─── Records for this task

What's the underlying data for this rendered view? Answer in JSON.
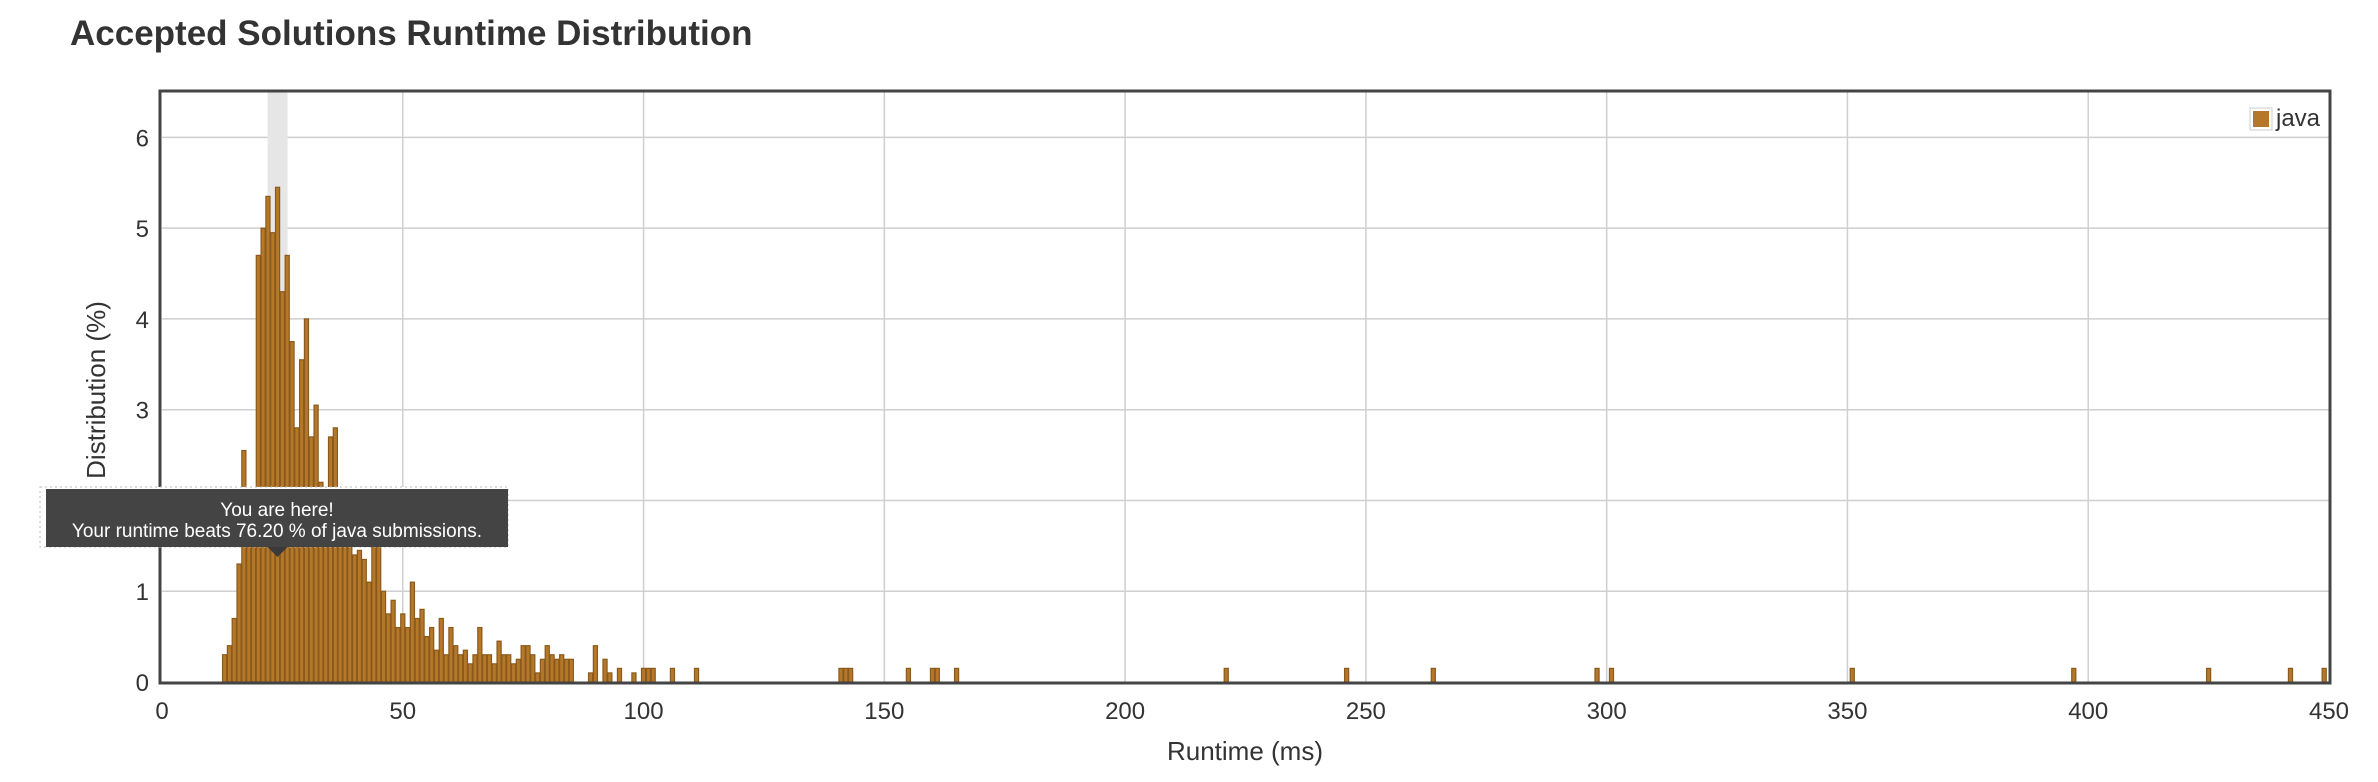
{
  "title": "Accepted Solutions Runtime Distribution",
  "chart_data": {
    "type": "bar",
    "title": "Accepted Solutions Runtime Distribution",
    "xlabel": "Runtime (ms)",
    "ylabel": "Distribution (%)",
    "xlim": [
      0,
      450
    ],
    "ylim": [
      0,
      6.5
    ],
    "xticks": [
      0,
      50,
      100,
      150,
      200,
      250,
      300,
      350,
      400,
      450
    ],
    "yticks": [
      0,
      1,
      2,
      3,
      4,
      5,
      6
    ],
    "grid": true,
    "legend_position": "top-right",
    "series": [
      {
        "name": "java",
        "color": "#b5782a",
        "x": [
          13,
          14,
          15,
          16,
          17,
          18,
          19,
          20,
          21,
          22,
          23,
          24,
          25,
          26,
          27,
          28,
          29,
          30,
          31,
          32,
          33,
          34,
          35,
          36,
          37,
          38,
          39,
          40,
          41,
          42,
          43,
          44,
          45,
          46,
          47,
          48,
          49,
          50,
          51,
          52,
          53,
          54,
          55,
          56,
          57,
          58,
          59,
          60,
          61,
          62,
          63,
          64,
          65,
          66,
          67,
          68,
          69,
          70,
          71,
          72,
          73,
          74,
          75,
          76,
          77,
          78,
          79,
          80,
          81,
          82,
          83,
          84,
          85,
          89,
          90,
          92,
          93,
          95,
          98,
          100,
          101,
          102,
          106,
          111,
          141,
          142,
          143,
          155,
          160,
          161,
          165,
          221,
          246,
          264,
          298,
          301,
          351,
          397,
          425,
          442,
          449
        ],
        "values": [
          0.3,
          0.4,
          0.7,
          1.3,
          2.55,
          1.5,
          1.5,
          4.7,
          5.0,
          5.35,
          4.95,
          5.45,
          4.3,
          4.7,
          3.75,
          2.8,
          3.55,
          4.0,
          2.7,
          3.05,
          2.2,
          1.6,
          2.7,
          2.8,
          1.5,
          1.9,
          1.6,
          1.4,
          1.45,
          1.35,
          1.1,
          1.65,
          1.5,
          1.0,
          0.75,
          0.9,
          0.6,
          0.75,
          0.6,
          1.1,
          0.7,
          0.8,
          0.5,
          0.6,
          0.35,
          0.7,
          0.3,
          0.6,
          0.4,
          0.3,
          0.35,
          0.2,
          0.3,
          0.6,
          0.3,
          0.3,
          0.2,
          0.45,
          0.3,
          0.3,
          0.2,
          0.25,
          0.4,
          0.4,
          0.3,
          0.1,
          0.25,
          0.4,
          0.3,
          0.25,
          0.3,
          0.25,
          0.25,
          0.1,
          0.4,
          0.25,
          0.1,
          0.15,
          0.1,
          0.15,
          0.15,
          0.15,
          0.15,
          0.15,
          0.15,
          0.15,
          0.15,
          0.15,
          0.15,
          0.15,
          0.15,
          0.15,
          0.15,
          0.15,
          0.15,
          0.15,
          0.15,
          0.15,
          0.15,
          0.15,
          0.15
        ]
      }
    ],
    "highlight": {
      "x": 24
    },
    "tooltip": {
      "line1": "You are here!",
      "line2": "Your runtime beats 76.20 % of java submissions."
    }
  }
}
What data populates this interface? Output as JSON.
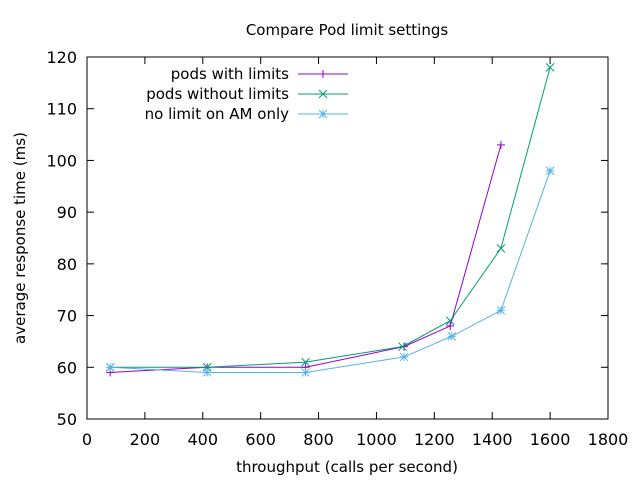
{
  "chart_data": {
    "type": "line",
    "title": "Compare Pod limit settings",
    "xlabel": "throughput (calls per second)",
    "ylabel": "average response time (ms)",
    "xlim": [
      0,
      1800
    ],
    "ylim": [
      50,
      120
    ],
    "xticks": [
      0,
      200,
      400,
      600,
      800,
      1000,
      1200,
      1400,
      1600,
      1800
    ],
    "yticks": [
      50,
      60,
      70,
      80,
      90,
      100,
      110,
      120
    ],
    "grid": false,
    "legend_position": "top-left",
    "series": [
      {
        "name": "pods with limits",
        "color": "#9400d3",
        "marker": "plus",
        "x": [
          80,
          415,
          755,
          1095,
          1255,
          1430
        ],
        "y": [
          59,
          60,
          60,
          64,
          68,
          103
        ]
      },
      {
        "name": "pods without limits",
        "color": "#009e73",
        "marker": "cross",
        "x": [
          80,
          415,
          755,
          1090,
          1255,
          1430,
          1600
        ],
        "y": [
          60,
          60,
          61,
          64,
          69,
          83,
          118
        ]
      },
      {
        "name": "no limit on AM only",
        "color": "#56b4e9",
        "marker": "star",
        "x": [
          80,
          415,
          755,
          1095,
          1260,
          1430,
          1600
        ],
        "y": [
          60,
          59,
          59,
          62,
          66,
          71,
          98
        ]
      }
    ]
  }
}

──────
─── Records for this task

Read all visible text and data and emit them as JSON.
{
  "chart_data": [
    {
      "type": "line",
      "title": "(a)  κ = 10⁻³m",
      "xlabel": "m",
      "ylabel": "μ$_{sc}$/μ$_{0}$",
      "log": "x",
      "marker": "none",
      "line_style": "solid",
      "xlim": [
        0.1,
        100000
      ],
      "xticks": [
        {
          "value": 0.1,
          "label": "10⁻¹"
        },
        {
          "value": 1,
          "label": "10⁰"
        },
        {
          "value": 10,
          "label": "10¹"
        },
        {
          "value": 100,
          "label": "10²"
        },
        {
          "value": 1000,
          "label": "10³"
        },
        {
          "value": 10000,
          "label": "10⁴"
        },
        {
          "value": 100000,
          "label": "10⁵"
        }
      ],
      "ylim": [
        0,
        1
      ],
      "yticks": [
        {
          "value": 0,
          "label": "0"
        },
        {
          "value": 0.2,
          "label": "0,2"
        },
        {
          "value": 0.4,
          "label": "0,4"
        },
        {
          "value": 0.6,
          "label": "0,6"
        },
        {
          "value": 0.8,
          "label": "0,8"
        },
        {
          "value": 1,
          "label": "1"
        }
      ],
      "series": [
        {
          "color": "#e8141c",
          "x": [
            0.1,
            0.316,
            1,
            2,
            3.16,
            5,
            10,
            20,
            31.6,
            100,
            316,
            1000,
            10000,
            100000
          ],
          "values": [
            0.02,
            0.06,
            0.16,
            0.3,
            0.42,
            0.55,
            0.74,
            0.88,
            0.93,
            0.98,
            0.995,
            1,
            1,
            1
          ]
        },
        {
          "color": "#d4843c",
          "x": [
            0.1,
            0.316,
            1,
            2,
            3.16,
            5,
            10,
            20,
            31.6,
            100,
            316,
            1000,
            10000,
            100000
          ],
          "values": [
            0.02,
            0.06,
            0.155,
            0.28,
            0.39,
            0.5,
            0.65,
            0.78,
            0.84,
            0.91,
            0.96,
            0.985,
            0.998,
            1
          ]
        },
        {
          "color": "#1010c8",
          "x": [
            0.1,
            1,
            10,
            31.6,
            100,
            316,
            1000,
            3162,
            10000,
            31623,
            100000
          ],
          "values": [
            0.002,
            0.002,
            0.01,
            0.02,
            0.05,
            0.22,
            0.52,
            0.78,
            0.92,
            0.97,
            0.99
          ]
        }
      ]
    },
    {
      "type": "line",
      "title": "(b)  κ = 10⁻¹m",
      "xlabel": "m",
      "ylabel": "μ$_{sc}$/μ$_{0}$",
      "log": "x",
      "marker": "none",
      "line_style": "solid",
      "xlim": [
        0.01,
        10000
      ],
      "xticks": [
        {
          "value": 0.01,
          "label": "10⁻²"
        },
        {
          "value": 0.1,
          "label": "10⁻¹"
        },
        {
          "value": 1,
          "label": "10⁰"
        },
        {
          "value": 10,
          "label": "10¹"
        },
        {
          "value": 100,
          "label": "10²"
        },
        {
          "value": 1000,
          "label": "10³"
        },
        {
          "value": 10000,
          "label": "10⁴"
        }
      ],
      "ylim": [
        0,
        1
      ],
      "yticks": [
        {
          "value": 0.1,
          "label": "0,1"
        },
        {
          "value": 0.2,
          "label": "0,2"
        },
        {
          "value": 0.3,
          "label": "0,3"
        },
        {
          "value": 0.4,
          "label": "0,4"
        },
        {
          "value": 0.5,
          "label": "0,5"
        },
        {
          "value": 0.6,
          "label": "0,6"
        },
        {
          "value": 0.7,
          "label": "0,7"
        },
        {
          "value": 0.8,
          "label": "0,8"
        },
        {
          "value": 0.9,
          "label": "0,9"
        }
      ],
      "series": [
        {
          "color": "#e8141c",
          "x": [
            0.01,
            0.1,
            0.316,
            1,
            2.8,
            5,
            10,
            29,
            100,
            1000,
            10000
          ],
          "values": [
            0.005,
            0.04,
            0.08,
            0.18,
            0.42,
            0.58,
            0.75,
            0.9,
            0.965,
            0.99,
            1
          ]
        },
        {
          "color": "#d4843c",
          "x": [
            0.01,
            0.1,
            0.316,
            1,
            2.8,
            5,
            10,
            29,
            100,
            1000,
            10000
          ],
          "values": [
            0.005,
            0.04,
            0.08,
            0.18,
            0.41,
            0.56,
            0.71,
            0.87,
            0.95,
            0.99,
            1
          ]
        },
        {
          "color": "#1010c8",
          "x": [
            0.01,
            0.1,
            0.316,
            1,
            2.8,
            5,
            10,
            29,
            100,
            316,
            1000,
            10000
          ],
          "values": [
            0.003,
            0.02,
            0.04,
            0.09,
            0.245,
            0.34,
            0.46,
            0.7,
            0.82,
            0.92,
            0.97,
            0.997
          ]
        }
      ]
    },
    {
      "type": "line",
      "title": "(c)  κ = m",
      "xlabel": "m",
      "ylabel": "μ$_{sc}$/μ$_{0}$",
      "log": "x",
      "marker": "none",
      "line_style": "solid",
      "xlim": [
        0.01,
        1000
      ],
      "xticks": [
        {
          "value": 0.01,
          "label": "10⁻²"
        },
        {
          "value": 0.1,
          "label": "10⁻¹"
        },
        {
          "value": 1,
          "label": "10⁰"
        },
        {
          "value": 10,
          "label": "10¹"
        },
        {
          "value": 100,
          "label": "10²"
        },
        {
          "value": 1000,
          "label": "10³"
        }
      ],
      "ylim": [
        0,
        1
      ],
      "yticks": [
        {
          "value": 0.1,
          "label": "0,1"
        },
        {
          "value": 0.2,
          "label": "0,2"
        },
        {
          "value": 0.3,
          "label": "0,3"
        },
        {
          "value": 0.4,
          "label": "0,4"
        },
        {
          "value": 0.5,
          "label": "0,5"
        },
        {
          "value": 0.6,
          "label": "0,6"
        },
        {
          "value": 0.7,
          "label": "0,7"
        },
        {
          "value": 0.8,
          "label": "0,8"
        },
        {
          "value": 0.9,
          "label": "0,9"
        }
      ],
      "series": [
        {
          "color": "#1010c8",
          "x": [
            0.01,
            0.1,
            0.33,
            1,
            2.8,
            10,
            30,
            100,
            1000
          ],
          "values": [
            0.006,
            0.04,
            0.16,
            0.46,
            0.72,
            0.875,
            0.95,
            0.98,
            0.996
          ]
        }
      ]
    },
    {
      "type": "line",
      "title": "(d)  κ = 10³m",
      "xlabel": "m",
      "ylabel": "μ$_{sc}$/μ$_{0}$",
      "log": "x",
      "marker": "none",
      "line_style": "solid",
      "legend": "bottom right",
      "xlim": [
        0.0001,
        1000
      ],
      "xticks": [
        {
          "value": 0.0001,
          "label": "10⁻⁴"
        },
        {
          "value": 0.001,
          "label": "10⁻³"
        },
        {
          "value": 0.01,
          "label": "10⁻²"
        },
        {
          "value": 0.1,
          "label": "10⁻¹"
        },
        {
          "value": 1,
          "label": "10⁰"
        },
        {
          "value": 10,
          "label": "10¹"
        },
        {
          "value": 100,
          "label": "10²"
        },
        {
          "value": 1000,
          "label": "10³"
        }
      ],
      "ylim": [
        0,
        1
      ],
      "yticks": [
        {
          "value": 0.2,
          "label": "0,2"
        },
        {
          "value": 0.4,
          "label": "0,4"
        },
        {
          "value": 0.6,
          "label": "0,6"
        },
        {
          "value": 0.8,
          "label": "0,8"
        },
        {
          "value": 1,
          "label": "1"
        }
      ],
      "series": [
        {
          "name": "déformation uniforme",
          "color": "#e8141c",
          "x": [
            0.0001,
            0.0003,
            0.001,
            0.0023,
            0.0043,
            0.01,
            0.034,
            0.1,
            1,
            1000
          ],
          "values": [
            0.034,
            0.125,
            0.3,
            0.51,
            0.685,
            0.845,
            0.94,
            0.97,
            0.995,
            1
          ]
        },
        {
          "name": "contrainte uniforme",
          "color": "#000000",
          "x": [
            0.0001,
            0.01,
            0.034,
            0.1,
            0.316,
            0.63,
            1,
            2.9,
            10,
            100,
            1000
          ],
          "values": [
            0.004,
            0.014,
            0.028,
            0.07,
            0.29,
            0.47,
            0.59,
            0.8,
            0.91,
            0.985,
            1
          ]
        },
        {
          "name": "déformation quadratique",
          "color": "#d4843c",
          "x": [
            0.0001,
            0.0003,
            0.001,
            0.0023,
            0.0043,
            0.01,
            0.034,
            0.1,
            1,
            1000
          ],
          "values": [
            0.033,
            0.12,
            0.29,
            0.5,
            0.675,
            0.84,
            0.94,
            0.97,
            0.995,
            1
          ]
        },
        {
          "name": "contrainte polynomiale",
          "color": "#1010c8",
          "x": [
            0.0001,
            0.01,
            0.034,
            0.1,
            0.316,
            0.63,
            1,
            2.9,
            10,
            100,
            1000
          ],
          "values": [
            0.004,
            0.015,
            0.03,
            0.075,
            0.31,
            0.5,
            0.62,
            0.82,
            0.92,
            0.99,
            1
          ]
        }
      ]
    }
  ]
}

──────

**Request**
Report how many lines in the data include the word "contrainte", and give nothing but the count.

**Response below**
2